- DATA SECTION:
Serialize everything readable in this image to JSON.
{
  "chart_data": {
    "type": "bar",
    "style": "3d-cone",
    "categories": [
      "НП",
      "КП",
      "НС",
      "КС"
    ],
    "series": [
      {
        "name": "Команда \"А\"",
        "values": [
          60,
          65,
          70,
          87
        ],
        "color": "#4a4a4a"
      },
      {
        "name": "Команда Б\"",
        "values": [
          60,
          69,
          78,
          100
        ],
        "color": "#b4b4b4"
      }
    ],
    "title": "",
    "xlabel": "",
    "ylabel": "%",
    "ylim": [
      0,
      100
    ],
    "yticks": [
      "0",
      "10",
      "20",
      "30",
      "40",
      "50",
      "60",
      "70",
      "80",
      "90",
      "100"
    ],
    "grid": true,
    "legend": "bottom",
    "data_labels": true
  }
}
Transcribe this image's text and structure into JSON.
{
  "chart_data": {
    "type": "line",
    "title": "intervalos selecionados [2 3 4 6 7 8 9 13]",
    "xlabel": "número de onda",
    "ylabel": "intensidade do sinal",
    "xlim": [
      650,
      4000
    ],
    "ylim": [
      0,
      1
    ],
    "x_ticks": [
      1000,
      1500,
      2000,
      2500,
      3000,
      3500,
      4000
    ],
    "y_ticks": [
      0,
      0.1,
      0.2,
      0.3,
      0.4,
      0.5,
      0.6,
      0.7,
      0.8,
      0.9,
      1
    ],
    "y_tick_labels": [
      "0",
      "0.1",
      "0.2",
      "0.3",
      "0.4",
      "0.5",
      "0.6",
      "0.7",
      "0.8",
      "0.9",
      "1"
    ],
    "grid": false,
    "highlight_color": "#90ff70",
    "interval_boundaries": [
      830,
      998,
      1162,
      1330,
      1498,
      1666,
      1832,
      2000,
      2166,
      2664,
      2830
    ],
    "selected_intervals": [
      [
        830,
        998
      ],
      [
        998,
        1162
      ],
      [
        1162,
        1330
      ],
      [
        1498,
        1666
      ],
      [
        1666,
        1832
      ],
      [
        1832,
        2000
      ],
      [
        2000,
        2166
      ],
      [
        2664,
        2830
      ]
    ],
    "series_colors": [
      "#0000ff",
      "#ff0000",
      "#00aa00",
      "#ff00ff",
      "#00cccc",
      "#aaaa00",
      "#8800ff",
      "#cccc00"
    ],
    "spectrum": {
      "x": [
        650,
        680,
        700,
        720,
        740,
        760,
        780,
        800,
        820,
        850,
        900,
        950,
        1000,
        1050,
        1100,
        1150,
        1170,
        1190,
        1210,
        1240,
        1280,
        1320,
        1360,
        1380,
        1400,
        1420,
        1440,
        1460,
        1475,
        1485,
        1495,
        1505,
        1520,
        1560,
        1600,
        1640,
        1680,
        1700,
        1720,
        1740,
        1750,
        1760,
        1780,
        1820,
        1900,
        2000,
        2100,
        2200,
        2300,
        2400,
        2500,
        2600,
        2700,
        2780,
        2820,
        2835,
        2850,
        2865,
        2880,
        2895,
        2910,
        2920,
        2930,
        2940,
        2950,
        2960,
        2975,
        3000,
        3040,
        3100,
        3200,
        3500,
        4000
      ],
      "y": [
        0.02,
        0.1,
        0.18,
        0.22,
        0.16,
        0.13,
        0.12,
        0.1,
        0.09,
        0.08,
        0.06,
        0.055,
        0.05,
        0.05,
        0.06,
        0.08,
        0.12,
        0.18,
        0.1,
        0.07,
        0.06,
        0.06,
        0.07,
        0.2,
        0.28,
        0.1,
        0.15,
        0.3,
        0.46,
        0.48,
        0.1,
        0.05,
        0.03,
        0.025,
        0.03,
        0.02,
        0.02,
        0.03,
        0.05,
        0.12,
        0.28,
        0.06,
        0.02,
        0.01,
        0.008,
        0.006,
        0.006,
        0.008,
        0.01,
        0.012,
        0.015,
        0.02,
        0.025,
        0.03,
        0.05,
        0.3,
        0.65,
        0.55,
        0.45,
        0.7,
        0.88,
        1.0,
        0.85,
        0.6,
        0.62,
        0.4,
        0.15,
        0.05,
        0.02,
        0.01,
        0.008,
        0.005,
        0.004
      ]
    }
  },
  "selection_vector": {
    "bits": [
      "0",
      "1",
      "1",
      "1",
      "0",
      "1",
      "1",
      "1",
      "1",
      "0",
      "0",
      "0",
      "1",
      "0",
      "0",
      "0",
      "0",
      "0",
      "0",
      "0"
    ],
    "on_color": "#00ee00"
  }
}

- STATED TASK:
Retype the material above, line by line, exactly.

- IN RESPONSE:
Serialize everything readable in this image to JSON.
{
  "chart_data": {
    "type": "bar",
    "style": "3d-cone",
    "categories": [
      "НП",
      "КП",
      "НС",
      "КС"
    ],
    "series": [
      {
        "name": "Команда \"А\"",
        "values": [
          60,
          65,
          70,
          87
        ],
        "color": "#4a4a4a"
      },
      {
        "name": "Команда Б\"",
        "values": [
          60,
          69,
          78,
          100
        ],
        "color": "#b4b4b4"
      }
    ],
    "title": "",
    "xlabel": "",
    "ylabel": "%",
    "ylim": [
      0,
      100
    ],
    "yticks": [
      "0",
      "10",
      "20",
      "30",
      "40",
      "50",
      "60",
      "70",
      "80",
      "90",
      "100"
    ],
    "grid": true,
    "legend": "bottom",
    "data_labels": true
  }
}
Transcribe this image's text and structure into JSON.
{
  "chart_data": {
    "type": "line",
    "title": "intervalos selecionados [2 3 4 6 7 8 9 13]",
    "xlabel": "número de onda",
    "ylabel": "intensidade do sinal",
    "xlim": [
      650,
      4000
    ],
    "ylim": [
      0,
      1
    ],
    "x_ticks": [
      1000,
      1500,
      2000,
      2500,
      3000,
      3500,
      4000
    ],
    "y_ticks": [
      0,
      0.1,
      0.2,
      0.3,
      0.4,
      0.5,
      0.6,
      0.7,
      0.8,
      0.9,
      1
    ],
    "y_tick_labels": [
      "0",
      "0.1",
      "0.2",
      "0.3",
      "0.4",
      "0.5",
      "0.6",
      "0.7",
      "0.8",
      "0.9",
      "1"
    ],
    "grid": false,
    "highlight_color": "#90ff70",
    "interval_boundaries": [
      830,
      998,
      1162,
      1330,
      1498,
      1666,
      1832,
      2000,
      2166,
      2664,
      2830
    ],
    "selected_intervals": [
      [
        830,
        998
      ],
      [
        998,
        1162
      ],
      [
        1162,
        1330
      ],
      [
        1498,
        1666
      ],
      [
        1666,
        1832
      ],
      [
        1832,
        2000
      ],
      [
        2000,
        2166
      ],
      [
        2664,
        2830
      ]
    ],
    "series_colors": [
      "#0000ff",
      "#ff0000",
      "#00aa00",
      "#ff00ff",
      "#00cccc",
      "#aaaa00",
      "#8800ff",
      "#cccc00"
    ],
    "spectrum": {
      "x": [
        650,
        680,
        700,
        720,
        740,
        760,
        780,
        800,
        820,
        850,
        900,
        950,
        1000,
        1050,
        1100,
        1150,
        1170,
        1190,
        1210,
        1240,
        1280,
        1320,
        1360,
        1380,
        1400,
        1420,
        1440,
        1460,
        1475,
        1485,
        1495,
        1505,
        1520,
        1560,
        1600,
        1640,
        1680,
        1700,
        1720,
        1740,
        1750,
        1760,
        1780,
        1820,
        1900,
        2000,
        2100,
        2200,
        2300,
        2400,
        2500,
        2600,
        2700,
        2780,
        2820,
        2835,
        2850,
        2865,
        2880,
        2895,
        2910,
        2920,
        2930,
        2940,
        2950,
        2960,
        2975,
        3000,
        3040,
        3100,
        3200,
        3500,
        4000
      ],
      "y": [
        0.02,
        0.1,
        0.18,
        0.22,
        0.16,
        0.13,
        0.12,
        0.1,
        0.09,
        0.08,
        0.06,
        0.055,
        0.05,
        0.05,
        0.06,
        0.08,
        0.12,
        0.18,
        0.1,
        0.07,
        0.06,
        0.06,
        0.07,
        0.2,
        0.28,
        0.1,
        0.15,
        0.3,
        0.46,
        0.48,
        0.1,
        0.05,
        0.03,
        0.025,
        0.03,
        0.02,
        0.02,
        0.03,
        0.05,
        0.12,
        0.28,
        0.06,
        0.02,
        0.01,
        0.008,
        0.006,
        0.006,
        0.008,
        0.01,
        0.012,
        0.015,
        0.02,
        0.025,
        0.03,
        0.05,
        0.3,
        0.65,
        0.55,
        0.45,
        0.7,
        0.88,
        1.0,
        0.85,
        0.6,
        0.62,
        0.4,
        0.15,
        0.05,
        0.02,
        0.01,
        0.008,
        0.005,
        0.004
      ]
    }
  },
  "selection_vector": {
    "bits": [
      "0",
      "1",
      "1",
      "1",
      "0",
      "1",
      "1",
      "1",
      "1",
      "0",
      "0",
      "0",
      "1",
      "0",
      "0",
      "0",
      "0",
      "0",
      "0",
      "0"
    ],
    "on_color": "#00ee00"
  }
}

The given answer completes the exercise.